- _Problem requirements_
Filter the data for lines with the word "集聚在下方", then copy every line so identified.

- _Raw records_

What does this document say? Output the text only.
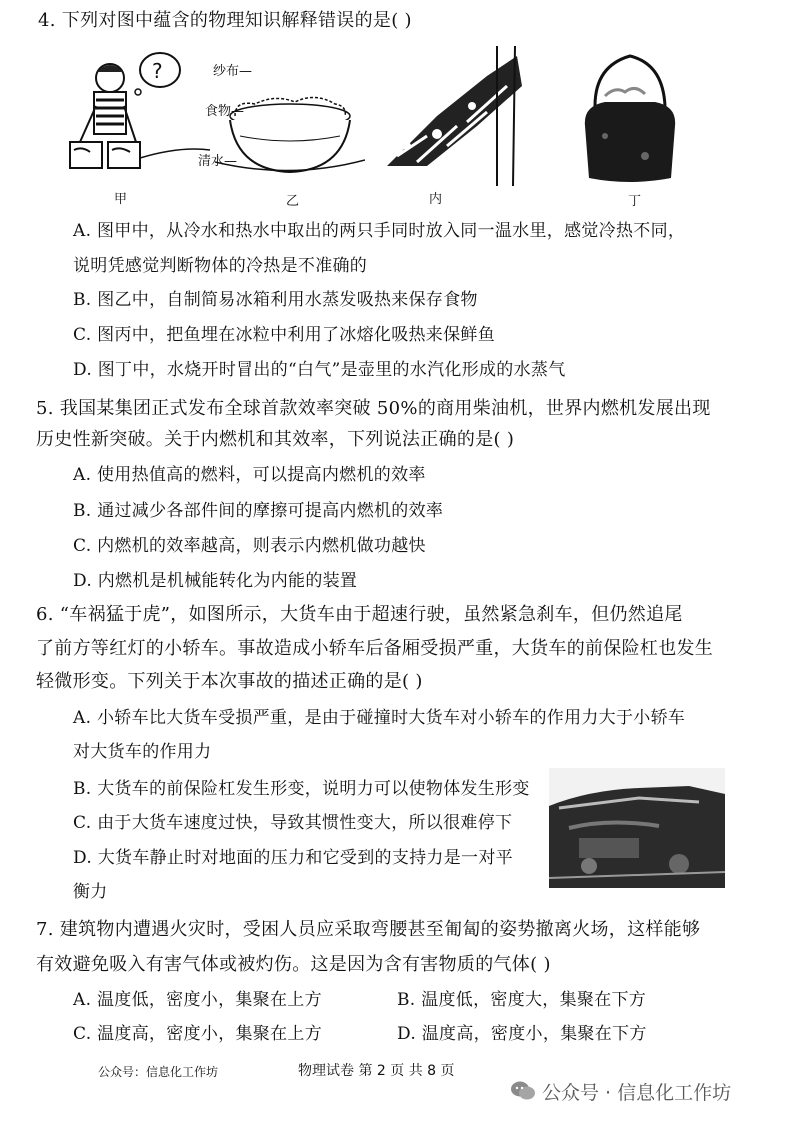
4. 下列对图中蕴含的物理知识解释错误的是( )
?
甲
纱布—
食物—
清水—
乙	内	丁
A. 图甲中，从冷水和热水中取出的两只手同时放入同一温水里，感觉冷热不同，
说明凭感觉判断物体的冷热是不准确的
B. 图乙中，自制简易冰箱利用水蒸发吸热来保存食物
C. 图丙中，把鱼埋在冰粒中利用了冰熔化吸热来保鲜鱼
D. 图丁中，水烧开时冒出的“白气”是壶里的水汽化形成的水蒸气
5. 我国某集团正式发布全球首款效率突破 50%的商用柴油机，世界内燃机发展出现
历史性新突破。关于内燃机和其效率，下列说法正确的是( )
A. 使用热值高的燃料，可以提高内燃机的效率
B. 通过减少各部件间的摩擦可提高内燃机的效率
C. 内燃机的效率越高，则表示内燃机做功越快
D. 内燃机是机械能转化为内能的装置
6. “车祸猛于虎”，如图所示，大货车由于超速行驶，虽然紧急刹车，但仍然追尾
了前方等红灯的小轿车。事故造成小轿车后备厢受损严重，大货车的前保险杠也发生
轻微形变。下列关于本次事故的描述正确的是( )
A. 小轿车比大货车受损严重，是由于碰撞时大货车对小轿车的作用力大于小轿车
对大货车的作用力
B. 大货车的前保险杠发生形变，说明力可以使物体发生形变
C. 由于大货车速度过快，导致其惯性变大，所以很难停下
D. 大货车静止时对地面的压力和它受到的支持力是一对平
衡力
7. 建筑物内遭遇火灾时，受困人员应采取弯腰甚至匍匐的姿势撤离火场，这样能够
有效避免吸入有害气体或被灼伤。这是因为含有害物质的气体( )
A. 温度低，密度小，集聚在上方	B. 温度低，密度大，集聚在下方
C. 温度高，密度小，集聚在上方	D. 温度高，密度小，集聚在下方
公众号：信息化工作坊	物理试卷 第 2 页 共 8 页
公众号 · 信息化工作坊
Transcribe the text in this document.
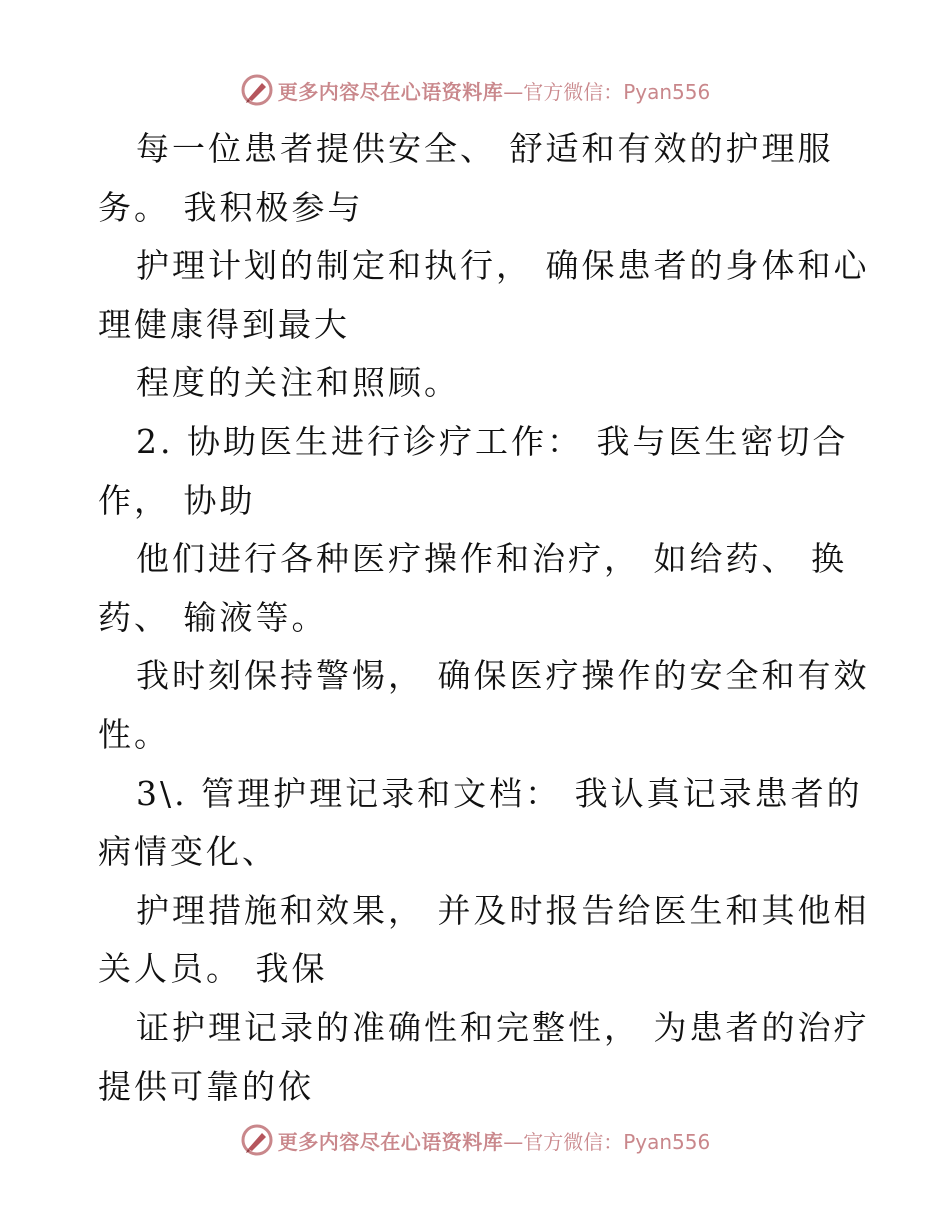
更多内容尽在心语资料库 —官方微信：Pyan556
每一位患者提供安全、 舒适和有效的护理服
务。 我积极参与
护理计划的制定和执行， 确保患者的身体和心
理健康得到最大
程度的关注和照顾。
2. 协助医生进行诊疗工作： 我与医生密切合
作， 协助
他们进行各种医疗操作和治疗， 如给药、 换
药、 输液等。
我时刻保持警惕， 确保医疗操作的安全和有效
性。
3\. 管理护理记录和文档： 我认真记录患者的
病情变化、
护理措施和效果， 并及时报告给医生和其他相
关人员。 我保
证护理记录的准确性和完整性， 为患者的治疗
提供可靠的依
更多内容尽在心语资料库 —官方微信：Pyan556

- _Result of the exercise_
A. 温度低，密度小，集聚在上方	B. 温度低，密度大，集聚在下方
C. 温度高，密度小，集聚在上方	D. 温度高，密度小，集聚在下方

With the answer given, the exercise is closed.